Find each line containing the string "color" and return it.
::: DATA SUPPLIED :::
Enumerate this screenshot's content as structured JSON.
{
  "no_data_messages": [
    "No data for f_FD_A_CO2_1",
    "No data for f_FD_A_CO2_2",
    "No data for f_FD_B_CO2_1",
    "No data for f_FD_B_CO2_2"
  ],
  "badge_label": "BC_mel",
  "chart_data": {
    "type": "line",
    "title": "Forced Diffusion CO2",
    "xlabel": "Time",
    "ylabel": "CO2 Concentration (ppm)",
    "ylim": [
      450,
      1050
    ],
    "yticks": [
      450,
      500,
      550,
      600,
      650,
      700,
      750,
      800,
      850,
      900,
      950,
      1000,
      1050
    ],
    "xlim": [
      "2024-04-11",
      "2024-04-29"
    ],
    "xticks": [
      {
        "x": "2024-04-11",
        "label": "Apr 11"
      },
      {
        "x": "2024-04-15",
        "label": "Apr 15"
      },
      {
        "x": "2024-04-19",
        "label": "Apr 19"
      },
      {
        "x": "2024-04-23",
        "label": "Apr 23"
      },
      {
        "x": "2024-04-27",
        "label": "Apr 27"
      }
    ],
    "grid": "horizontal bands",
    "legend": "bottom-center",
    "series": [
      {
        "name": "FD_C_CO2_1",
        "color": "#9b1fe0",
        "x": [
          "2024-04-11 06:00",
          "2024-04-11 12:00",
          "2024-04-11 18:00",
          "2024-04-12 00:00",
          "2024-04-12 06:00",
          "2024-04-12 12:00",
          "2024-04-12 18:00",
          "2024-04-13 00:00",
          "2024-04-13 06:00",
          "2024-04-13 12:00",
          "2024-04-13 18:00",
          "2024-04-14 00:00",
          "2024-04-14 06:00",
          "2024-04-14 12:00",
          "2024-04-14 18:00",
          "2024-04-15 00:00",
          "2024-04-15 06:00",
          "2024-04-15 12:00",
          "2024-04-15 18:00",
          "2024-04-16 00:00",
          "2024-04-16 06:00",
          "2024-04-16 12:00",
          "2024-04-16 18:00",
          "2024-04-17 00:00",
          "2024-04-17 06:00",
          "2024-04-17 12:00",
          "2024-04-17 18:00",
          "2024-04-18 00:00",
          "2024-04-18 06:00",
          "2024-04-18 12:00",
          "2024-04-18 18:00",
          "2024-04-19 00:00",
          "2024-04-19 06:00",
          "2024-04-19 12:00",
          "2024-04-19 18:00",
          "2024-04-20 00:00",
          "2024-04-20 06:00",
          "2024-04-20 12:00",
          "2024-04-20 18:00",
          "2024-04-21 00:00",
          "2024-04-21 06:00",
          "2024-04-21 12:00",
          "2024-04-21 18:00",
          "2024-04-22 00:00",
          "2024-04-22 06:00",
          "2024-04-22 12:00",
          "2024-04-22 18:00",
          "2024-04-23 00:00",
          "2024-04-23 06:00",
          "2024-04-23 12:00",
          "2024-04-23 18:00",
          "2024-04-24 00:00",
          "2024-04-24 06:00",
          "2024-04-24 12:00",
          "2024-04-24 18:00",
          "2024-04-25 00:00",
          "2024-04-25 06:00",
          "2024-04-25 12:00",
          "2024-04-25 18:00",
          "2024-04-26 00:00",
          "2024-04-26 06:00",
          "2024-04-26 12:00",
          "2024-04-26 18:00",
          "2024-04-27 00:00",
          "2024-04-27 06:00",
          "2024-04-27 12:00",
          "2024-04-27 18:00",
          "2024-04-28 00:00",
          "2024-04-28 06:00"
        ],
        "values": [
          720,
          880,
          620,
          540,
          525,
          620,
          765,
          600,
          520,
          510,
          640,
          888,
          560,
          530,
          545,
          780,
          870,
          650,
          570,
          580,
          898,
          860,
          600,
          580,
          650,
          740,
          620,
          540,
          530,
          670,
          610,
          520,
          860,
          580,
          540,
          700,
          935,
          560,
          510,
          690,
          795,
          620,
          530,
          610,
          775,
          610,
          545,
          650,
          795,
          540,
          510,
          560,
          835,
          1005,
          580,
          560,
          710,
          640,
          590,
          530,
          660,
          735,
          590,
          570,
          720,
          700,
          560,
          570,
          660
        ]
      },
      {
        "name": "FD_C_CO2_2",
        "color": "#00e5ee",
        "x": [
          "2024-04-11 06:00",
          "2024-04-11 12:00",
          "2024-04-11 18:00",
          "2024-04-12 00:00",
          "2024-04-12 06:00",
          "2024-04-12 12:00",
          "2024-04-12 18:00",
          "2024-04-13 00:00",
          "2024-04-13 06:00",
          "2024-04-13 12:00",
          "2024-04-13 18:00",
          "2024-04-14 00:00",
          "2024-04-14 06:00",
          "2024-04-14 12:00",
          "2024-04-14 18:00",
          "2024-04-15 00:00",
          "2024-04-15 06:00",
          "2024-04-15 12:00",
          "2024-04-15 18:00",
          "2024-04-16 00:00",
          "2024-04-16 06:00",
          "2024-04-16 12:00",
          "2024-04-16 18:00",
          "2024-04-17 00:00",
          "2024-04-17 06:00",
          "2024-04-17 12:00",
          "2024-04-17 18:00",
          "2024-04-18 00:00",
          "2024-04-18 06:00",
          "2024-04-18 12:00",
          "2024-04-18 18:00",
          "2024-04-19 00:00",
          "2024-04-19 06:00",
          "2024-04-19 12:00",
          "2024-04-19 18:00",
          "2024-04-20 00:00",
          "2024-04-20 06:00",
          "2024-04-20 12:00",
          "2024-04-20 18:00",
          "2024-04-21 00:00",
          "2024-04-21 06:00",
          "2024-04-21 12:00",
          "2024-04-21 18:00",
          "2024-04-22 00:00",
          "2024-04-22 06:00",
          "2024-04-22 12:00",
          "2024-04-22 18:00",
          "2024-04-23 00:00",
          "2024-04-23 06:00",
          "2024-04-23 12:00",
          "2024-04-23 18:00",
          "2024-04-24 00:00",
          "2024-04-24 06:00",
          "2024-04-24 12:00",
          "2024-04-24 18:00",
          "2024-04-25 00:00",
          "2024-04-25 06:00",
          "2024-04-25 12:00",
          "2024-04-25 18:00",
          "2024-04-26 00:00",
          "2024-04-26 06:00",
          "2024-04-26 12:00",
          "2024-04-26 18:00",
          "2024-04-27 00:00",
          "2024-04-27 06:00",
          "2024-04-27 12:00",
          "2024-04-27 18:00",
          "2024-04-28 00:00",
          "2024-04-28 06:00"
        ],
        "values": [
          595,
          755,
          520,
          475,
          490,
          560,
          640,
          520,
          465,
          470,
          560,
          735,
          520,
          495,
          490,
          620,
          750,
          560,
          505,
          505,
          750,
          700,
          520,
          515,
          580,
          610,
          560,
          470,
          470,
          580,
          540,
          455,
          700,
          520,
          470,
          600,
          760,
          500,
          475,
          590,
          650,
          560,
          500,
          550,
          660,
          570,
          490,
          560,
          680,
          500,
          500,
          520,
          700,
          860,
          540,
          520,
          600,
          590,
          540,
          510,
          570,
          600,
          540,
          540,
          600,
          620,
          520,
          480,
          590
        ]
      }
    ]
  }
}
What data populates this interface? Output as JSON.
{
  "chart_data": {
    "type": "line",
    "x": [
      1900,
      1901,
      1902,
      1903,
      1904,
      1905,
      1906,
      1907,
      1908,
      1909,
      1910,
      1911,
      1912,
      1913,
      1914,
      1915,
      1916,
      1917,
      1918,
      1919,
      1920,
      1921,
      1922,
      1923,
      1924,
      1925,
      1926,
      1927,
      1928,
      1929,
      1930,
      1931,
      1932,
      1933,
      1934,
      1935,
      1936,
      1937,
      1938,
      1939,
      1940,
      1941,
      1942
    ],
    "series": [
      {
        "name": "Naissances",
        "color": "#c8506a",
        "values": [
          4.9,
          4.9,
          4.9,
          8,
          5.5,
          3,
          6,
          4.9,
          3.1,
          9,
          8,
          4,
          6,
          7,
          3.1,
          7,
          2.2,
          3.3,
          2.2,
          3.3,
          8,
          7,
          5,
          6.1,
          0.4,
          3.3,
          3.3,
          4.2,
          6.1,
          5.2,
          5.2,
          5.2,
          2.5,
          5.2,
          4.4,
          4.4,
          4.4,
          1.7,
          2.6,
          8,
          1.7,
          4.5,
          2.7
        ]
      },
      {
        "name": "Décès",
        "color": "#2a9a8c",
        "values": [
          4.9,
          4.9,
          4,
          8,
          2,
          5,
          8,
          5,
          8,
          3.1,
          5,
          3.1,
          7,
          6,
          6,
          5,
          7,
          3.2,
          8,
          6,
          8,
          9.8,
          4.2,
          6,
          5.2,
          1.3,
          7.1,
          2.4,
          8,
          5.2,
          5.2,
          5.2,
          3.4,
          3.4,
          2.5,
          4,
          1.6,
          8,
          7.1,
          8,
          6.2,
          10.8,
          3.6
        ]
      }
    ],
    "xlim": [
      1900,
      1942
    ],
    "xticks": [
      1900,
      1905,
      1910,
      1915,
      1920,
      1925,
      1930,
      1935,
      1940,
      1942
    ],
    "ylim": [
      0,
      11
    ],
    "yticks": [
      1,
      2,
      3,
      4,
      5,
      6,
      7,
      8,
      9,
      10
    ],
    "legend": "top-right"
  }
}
:::
RESPONSE TO THE TASK:
        "color": "#9b1fe0",
        "color": "#00e5ee",
        "color": "#c8506a",
        "color": "#2a9a8c",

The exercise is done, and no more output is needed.